▶ **Stored data**
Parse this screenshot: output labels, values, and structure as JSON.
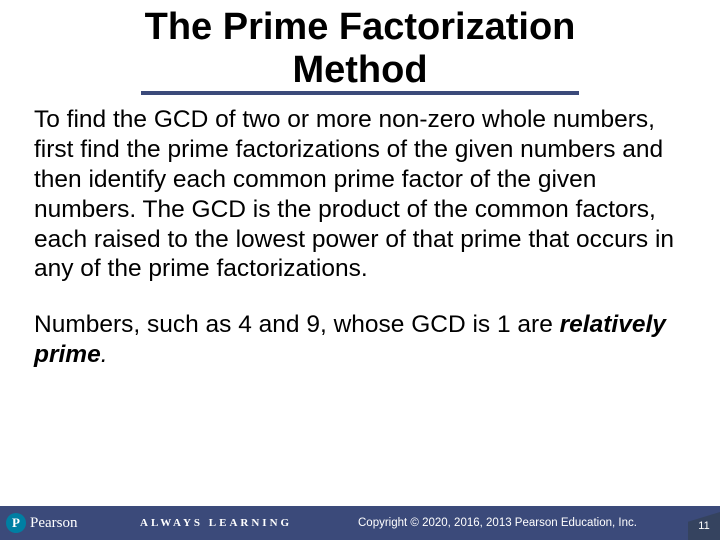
{
  "colors": {
    "rule": "#3b4a7a",
    "footer_bg": "#3b4a7a",
    "pagecap_bg": "#35435f",
    "logo_badge_bg": "#007fa3",
    "text": "#000000",
    "footer_text": "#ffffff"
  },
  "title_line1": "The Prime Factorization",
  "title_line2": "Method",
  "paragraph1": "To find the GCD of two or more non-zero whole numbers, first find the prime factorizations of the given numbers and then identify each common prime factor of the given numbers. The GCD is the product of the common factors, each raised to the lowest power of that prime that occurs in any of the prime factorizations.",
  "paragraph2_a": "Numbers, such as 4 and 9, whose GCD is 1 are ",
  "paragraph2_b": "relatively prime",
  "paragraph2_c": ".",
  "footer": {
    "logo_letter": "P",
    "logo_text": "Pearson",
    "tagline": "ALWAYS LEARNING",
    "copyright": "Copyright © 2020, 2016, 2013 Pearson Education, Inc.",
    "page": "11"
  }
}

▶ **Stated task**
Give back each entry exactly as it appears, with no pictures.

▶ **The response**
Parse this screenshot: output labels, values, and structure as JSON.
{
  "colors": {
    "rule": "#3b4a7a",
    "footer_bg": "#3b4a7a",
    "pagecap_bg": "#35435f",
    "logo_badge_bg": "#007fa3",
    "text": "#000000",
    "footer_text": "#ffffff"
  },
  "title_line1": "The Prime Factorization",
  "title_line2": "Method",
  "paragraph1": "To find the GCD of two or more non-zero whole numbers, first find the prime factorizations of the given numbers and then identify each common prime factor of the given numbers. The GCD is the product of the common factors, each raised to the lowest power of that prime that occurs in any of the prime factorizations.",
  "paragraph2_a": "Numbers, such as 4 and 9, whose GCD is 1 are ",
  "paragraph2_b": "relatively prime",
  "paragraph2_c": ".",
  "footer": {
    "logo_letter": "P",
    "logo_text": "Pearson",
    "tagline": "ALWAYS LEARNING",
    "copyright": "Copyright © 2020, 2016, 2013 Pearson Education, Inc.",
    "page": "11"
  }
}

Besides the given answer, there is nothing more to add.